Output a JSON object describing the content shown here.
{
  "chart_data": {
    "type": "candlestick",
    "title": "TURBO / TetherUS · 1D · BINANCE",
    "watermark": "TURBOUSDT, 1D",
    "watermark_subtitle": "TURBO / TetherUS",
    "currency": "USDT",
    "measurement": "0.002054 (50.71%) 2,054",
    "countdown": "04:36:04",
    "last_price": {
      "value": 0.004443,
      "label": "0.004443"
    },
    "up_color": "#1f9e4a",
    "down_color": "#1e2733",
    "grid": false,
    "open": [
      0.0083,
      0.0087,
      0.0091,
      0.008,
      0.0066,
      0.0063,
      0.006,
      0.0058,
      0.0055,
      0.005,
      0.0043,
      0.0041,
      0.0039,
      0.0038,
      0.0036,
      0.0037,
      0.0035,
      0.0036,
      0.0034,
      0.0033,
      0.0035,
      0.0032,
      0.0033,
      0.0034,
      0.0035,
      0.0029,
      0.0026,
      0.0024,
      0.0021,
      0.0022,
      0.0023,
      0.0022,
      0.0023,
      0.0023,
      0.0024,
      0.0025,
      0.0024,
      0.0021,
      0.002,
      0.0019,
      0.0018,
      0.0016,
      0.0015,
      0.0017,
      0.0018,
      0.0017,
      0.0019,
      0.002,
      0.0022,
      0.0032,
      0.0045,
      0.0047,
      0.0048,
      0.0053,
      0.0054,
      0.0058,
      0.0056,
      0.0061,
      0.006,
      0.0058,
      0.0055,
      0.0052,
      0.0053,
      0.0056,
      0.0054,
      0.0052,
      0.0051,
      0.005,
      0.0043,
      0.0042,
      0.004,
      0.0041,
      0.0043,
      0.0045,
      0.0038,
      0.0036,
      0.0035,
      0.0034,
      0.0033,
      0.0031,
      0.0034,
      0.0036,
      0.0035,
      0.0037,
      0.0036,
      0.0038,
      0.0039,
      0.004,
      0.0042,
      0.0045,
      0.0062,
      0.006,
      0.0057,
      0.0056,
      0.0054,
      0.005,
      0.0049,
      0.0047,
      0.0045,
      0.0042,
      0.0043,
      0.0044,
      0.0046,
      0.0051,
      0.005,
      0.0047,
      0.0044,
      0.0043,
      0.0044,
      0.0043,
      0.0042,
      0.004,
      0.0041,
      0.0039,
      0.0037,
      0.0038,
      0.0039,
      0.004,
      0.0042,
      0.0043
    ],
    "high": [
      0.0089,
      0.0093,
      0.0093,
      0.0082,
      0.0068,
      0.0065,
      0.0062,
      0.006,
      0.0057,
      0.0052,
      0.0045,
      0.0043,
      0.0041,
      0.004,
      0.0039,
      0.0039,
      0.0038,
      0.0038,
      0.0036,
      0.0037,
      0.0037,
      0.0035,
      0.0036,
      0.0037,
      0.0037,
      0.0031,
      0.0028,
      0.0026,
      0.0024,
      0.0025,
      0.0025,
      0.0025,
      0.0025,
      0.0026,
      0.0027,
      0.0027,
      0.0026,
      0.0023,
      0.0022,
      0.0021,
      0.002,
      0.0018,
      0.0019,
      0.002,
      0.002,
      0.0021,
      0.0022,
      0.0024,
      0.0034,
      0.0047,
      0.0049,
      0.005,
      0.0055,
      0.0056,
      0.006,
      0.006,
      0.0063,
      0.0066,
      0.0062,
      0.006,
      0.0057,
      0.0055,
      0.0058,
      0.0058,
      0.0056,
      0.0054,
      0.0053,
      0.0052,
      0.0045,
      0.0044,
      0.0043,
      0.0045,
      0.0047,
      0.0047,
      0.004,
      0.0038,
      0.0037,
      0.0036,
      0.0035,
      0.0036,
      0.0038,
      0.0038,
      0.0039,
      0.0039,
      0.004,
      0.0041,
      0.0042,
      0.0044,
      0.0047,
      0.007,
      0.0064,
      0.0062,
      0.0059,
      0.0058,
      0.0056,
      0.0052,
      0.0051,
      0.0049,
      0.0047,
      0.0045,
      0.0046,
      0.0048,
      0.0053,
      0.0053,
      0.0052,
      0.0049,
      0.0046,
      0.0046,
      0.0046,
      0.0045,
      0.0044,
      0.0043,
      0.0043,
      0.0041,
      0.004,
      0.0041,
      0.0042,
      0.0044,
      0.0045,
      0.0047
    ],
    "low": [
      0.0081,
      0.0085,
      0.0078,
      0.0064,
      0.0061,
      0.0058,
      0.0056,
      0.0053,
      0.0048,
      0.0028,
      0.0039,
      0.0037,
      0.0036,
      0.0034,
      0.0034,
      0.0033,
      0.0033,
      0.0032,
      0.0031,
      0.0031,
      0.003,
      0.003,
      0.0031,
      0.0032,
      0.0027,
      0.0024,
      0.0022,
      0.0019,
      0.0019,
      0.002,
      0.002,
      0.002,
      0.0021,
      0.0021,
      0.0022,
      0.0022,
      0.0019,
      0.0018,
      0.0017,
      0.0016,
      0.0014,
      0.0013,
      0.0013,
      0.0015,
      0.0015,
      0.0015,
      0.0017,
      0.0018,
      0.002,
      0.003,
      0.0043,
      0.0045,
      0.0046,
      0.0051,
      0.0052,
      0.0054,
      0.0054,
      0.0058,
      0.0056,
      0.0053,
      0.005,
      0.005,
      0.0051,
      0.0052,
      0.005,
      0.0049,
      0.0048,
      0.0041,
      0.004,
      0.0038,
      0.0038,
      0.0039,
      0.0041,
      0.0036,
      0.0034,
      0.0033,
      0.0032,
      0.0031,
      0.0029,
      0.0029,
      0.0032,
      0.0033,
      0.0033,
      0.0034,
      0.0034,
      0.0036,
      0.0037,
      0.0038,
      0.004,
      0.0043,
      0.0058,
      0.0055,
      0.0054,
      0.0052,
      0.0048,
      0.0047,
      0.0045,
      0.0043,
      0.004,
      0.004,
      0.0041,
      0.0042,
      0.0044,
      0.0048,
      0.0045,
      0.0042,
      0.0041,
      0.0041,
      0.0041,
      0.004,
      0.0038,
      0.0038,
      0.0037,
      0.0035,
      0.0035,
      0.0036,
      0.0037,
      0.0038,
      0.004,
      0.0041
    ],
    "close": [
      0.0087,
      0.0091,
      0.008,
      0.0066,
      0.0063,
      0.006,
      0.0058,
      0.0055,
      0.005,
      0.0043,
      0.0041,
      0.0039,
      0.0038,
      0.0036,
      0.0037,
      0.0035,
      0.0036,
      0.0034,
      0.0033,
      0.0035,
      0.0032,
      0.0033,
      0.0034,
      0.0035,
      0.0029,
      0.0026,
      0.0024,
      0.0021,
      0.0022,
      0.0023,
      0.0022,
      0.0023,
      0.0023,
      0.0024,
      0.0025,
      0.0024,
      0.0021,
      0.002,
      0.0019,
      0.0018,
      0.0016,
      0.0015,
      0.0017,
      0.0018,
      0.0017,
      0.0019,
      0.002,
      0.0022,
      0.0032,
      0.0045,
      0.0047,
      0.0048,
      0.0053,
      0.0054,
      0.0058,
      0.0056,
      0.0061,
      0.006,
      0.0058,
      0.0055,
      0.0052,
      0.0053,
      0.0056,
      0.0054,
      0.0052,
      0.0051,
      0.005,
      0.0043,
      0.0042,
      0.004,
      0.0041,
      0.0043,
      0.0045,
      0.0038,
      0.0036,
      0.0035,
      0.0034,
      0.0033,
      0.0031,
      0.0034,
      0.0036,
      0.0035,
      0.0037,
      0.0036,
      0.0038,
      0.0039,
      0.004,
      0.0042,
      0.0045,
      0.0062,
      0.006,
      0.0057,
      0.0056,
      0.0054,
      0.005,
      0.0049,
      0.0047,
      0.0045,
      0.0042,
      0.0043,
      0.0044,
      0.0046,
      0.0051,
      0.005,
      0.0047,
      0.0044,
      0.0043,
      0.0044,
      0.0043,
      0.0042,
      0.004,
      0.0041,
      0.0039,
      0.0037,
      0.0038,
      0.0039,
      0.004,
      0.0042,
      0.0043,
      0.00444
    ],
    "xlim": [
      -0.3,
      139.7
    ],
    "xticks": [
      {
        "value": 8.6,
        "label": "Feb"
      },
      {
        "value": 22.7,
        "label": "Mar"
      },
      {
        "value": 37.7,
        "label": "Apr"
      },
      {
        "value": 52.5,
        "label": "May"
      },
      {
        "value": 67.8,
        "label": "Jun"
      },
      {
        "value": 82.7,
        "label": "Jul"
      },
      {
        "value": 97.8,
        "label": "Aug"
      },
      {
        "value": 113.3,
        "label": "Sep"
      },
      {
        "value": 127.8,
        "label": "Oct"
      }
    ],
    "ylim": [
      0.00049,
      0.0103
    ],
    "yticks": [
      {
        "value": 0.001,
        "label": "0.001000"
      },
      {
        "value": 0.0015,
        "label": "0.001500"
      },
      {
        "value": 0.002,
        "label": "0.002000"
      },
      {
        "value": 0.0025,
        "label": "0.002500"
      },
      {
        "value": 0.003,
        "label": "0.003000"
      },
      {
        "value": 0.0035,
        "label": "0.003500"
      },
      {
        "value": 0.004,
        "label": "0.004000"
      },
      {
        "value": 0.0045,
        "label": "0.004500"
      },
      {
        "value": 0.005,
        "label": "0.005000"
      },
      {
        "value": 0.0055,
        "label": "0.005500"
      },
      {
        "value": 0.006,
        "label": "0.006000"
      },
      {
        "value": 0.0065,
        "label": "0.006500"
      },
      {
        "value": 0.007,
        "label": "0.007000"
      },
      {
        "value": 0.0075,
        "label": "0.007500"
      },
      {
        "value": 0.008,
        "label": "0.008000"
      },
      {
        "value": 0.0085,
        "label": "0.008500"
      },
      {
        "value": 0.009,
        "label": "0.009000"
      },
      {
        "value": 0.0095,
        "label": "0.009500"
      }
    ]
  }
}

Set problem - All lines in the data that contain the word "TetherUS" should be copied.

Answer to the problem -
    "title": "TURBO / TetherUS · 1D · BINANCE",
    "watermark_subtitle": "TURBO / TetherUS",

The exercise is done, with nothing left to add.